:: Supplied passage ::

Middle-earth: Shadow of War dropped its first story DLC, Blade of Galadriel, and I finished it after roughly four hours spent in Mordor (including some new views found throughout the regions).
There are ten story missions in total and a ton of optional duels to fight in order to gain legendary gear. You don’t actually need that gear, I have found, and no, Eltariel cannot reach a new rank, she can basically face any opponent, no problem.
Beware, there will be MAJOR SPOILERS both for the DLC and the main game.
(The main game actually includes a lot of spoilers and hints regarding certain events in the DLC, so, if you’ve finished the main game, there’s a good chance you already know how this DLC will play out and end).
Read at your own risk.
Eltariel vs. Talion
Eltariel is an elite elf assassin, a so-called Blade, who is infused with the power of Galadriel’s Light. But, and that is the good news, she retains most of the skills available to Talion, which are referred to as Legacy Skills in the Character-menu.
She will be able to gain a couple more skills which are basically light-based attacks and traps and pretty neat at that.
Now, remember that, when Eltariel first meets Talion and Celebrimbor in the main game, she is introduced as a Nazgul hunter? Given Talion’s fate in Act III, I was pretty sure there’d be a confrontation between the assassin and the Dark Ranger at some point in the main game, but that fight actually marks the beginning of the Blade of Galadriel-DLC.

:::

**Stated problem:** Pick up the review of the Blade of Galadriel expansion right after its last sentence and keep writing it. The material that comes next has no connection to the review of the Blade of Galadriel expansion.

:: Information shown ::

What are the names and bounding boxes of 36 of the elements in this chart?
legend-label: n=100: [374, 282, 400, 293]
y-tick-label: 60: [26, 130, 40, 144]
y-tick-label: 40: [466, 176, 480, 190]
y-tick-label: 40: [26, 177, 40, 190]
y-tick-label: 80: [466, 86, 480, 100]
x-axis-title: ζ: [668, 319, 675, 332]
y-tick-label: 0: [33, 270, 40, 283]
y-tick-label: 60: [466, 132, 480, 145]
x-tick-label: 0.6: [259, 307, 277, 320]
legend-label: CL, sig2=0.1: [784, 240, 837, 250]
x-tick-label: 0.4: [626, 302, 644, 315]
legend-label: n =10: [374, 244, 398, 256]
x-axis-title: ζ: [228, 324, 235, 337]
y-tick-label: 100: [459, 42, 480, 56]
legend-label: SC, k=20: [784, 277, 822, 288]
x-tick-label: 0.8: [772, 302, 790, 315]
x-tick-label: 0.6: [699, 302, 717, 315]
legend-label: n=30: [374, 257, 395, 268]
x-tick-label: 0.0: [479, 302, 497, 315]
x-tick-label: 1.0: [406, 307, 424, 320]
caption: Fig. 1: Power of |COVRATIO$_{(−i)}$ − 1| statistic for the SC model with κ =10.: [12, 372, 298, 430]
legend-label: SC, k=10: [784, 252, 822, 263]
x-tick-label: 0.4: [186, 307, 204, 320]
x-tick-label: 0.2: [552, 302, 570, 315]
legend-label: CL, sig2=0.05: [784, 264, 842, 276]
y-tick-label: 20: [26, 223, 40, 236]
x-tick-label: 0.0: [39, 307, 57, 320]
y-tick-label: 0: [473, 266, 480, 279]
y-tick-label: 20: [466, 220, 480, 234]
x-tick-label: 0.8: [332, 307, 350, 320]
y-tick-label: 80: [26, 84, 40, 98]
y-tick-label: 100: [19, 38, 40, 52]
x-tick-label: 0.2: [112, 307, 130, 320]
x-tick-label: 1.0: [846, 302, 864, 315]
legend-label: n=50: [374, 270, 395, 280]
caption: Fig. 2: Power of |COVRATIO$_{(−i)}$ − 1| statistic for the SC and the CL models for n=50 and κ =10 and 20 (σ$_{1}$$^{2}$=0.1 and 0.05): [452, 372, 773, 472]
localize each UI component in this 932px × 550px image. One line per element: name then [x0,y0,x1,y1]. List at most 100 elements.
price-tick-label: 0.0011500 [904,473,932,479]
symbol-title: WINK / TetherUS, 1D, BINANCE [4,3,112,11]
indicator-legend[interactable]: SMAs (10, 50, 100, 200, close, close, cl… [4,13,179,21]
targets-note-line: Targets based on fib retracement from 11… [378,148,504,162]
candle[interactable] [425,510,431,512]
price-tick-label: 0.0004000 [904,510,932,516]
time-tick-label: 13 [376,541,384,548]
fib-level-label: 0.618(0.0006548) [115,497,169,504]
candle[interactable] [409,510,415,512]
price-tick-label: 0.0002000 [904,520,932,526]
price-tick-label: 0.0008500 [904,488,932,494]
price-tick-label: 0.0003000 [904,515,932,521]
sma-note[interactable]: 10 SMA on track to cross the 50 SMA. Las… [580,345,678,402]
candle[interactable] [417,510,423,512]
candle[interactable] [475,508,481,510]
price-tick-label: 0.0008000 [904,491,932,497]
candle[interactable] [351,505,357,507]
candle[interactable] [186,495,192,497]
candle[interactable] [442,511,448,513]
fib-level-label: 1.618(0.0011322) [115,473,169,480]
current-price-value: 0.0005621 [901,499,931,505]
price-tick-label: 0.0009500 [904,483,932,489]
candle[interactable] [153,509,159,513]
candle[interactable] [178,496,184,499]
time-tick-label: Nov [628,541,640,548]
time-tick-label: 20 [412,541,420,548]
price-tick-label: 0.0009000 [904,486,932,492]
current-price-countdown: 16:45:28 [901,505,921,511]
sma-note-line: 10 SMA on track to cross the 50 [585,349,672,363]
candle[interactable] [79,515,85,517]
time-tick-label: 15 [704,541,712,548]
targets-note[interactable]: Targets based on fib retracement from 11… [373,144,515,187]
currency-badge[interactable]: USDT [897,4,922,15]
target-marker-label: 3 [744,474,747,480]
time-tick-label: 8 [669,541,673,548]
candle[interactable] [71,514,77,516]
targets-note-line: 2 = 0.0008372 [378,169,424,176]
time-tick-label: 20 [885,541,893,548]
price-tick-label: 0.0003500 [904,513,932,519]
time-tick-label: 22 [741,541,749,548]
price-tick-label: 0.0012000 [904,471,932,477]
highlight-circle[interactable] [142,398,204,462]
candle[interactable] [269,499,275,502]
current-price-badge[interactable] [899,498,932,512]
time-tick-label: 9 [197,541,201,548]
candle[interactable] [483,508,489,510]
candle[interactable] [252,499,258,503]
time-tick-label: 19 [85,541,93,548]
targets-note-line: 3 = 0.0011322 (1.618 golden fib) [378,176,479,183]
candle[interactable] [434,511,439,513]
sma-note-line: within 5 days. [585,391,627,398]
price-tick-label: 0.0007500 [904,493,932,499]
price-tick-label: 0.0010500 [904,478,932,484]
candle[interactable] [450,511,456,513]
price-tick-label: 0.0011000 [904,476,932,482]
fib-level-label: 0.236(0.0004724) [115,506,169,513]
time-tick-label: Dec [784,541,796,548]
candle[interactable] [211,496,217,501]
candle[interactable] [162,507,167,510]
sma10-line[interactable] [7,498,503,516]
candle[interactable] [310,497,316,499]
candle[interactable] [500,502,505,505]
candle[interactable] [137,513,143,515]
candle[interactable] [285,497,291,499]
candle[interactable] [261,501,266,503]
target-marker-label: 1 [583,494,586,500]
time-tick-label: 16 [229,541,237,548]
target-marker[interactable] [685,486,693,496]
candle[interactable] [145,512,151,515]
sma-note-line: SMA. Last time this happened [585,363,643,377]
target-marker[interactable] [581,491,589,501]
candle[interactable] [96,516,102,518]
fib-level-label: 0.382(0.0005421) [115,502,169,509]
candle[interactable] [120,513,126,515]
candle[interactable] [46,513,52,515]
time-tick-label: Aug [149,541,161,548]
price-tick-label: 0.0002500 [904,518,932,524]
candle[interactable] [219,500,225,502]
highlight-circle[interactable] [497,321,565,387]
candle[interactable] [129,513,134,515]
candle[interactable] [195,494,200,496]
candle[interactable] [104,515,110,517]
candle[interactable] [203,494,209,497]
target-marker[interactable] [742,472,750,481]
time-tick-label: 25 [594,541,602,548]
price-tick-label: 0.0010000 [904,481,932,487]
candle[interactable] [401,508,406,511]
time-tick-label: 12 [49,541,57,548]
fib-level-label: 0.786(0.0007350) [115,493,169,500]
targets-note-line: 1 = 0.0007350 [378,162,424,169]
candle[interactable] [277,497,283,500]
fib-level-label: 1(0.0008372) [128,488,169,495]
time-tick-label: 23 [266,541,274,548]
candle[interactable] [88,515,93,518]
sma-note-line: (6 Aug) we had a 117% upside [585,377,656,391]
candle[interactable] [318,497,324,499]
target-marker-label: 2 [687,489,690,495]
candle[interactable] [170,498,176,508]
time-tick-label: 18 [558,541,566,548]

:::

**Task answer:**
Eltariel, tasked with destroying the newest of the Nazgul to retrieve Isildur’s ring, infiltrates Minas Morgul to confront the Dark Ranger. But, during the fight in the fortress’s hall, Talion proves that he is neither easy prey nor fallen to Sauron’s darkness. Yet, that is. He proposes an alliance and Eltariel agrees. (I guess that maybe she feels just a little bit guilty over having left him to die after Celebrimbor betrayed him.)
Don’t worry, though Eltariel will still get to fight a couple of Nazgul, since they are, actually, the end bosses of the DLC.
Allies are key
Instead of dominating an army to conquer forts, Eltariel has a different task: to keep the provinces safe in the Dark Ranger’s absence. So the elf sets out to recruit a number of allies. To do so, she has to help them in their own quest. Beware, though, if that ally is killed you will not get another chance at recruiting them.
There are an architect, a sniper, an Olog in command of a spider army, an assassin, two expert sappers and a poet, who will become Eltariel’s adoring bodyguard, no less, and will also come in handy during the boss fight against the Nazgul.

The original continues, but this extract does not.